Task statement
Scan the records for the word "quote". Copy each line that includes it.

Dataset rows about figures:
+--
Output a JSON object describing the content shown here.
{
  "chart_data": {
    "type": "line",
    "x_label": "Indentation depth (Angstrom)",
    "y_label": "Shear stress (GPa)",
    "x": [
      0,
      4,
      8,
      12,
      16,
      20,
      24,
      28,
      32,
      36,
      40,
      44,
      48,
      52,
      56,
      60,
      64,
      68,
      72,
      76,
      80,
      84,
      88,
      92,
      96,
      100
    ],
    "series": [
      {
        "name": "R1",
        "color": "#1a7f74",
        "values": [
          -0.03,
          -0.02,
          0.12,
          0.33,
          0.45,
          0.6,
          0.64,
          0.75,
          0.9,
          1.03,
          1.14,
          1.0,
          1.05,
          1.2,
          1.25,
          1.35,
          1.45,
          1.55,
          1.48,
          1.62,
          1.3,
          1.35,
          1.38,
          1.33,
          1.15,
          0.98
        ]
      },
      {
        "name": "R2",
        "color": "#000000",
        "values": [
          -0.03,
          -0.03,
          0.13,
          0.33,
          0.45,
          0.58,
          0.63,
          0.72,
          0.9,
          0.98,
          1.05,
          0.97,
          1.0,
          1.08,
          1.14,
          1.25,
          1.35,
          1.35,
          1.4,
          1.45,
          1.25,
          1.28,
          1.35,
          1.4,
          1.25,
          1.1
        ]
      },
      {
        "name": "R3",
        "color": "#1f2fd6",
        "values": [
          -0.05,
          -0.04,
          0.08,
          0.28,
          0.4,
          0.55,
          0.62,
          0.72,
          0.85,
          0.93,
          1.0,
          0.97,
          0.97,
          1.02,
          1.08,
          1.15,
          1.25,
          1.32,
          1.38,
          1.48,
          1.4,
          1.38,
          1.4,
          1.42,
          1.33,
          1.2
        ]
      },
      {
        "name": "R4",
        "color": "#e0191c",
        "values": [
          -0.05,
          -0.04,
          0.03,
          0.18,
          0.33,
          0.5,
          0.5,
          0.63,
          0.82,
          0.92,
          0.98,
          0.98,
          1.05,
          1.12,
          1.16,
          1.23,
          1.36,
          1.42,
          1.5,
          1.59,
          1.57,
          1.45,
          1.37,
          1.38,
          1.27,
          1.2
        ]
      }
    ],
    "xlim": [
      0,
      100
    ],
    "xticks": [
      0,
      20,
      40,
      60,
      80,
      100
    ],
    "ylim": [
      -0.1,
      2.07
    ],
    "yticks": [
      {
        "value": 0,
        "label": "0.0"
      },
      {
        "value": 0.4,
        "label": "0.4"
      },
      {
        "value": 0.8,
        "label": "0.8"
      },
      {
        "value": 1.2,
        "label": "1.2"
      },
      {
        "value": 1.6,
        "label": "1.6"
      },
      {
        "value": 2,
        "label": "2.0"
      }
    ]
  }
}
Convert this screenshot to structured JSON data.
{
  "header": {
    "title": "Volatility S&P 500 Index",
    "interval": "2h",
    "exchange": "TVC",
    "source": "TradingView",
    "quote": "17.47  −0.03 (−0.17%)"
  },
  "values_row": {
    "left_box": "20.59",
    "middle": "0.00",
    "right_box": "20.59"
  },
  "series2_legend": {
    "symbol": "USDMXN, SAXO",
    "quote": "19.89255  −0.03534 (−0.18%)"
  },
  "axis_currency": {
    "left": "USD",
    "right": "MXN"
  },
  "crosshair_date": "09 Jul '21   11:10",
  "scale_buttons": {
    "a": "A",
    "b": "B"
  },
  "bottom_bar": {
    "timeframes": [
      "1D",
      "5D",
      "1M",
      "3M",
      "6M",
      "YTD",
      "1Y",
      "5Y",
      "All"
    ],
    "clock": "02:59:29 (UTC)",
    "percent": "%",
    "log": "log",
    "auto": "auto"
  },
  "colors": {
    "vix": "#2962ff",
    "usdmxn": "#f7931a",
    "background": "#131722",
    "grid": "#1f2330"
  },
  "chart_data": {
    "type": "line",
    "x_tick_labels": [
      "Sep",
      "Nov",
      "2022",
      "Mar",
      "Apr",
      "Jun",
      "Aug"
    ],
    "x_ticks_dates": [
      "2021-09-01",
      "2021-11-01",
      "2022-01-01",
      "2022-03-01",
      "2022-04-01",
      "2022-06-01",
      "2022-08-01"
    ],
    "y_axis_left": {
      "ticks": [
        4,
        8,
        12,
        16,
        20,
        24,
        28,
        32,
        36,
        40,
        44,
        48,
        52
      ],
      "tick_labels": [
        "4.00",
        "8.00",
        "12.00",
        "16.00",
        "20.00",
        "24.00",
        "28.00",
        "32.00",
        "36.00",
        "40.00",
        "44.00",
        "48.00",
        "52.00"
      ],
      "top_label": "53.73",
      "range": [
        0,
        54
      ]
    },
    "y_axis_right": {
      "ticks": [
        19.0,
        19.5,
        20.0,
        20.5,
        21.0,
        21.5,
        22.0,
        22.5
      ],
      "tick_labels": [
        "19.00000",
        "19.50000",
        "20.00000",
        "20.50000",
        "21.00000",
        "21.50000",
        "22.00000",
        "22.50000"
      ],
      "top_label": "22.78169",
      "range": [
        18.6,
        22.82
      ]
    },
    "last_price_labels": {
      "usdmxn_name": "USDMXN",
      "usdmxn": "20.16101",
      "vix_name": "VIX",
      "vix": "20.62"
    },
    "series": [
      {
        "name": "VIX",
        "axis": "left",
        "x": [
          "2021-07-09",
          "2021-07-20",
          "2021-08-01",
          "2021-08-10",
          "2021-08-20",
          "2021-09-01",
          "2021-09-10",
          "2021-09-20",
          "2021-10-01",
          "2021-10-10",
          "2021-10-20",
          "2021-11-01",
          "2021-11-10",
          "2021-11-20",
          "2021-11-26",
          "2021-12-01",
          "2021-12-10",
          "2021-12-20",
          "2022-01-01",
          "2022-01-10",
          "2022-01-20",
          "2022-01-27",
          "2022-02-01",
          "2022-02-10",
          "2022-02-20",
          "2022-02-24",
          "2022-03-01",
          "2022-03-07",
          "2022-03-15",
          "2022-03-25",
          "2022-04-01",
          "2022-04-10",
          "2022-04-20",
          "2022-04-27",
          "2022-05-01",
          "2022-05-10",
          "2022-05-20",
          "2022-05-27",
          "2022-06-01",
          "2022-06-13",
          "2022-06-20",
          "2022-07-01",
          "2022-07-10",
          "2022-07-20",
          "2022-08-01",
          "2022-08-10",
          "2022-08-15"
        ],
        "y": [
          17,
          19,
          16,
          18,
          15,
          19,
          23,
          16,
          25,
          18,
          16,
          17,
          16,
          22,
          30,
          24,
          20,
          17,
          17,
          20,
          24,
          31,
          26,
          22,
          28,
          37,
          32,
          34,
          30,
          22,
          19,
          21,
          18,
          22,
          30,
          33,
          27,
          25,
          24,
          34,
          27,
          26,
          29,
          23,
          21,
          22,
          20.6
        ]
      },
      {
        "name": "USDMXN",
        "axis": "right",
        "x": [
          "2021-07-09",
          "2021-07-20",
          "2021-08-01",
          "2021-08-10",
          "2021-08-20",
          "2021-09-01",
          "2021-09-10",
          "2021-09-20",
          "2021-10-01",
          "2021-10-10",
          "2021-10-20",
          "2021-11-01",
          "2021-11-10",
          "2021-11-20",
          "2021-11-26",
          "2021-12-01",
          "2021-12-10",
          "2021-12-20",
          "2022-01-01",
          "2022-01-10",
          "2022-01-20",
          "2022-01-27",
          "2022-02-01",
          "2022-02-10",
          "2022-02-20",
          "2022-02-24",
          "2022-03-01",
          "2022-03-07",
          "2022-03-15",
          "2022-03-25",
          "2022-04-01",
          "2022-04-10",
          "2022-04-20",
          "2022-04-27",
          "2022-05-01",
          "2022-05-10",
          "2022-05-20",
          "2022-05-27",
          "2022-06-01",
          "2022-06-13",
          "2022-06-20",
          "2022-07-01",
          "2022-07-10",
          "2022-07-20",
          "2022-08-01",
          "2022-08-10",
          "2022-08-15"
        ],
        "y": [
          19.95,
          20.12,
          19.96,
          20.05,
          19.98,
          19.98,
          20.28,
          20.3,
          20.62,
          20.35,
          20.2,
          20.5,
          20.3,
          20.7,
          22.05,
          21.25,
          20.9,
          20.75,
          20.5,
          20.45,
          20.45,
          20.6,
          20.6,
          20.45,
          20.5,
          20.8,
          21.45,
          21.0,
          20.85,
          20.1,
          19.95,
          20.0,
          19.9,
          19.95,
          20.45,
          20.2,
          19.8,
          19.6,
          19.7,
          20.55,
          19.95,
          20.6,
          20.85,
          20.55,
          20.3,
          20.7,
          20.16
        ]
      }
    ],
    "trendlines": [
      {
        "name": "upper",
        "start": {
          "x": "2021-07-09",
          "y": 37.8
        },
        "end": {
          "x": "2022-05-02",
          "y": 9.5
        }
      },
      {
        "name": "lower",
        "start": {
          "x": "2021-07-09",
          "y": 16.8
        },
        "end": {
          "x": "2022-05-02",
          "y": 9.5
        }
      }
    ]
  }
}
+--
Expected output
    "quote": "17.47  −0.03 (−0.17%)"
    "quote": "19.89255  −0.03534 (−0.18%)"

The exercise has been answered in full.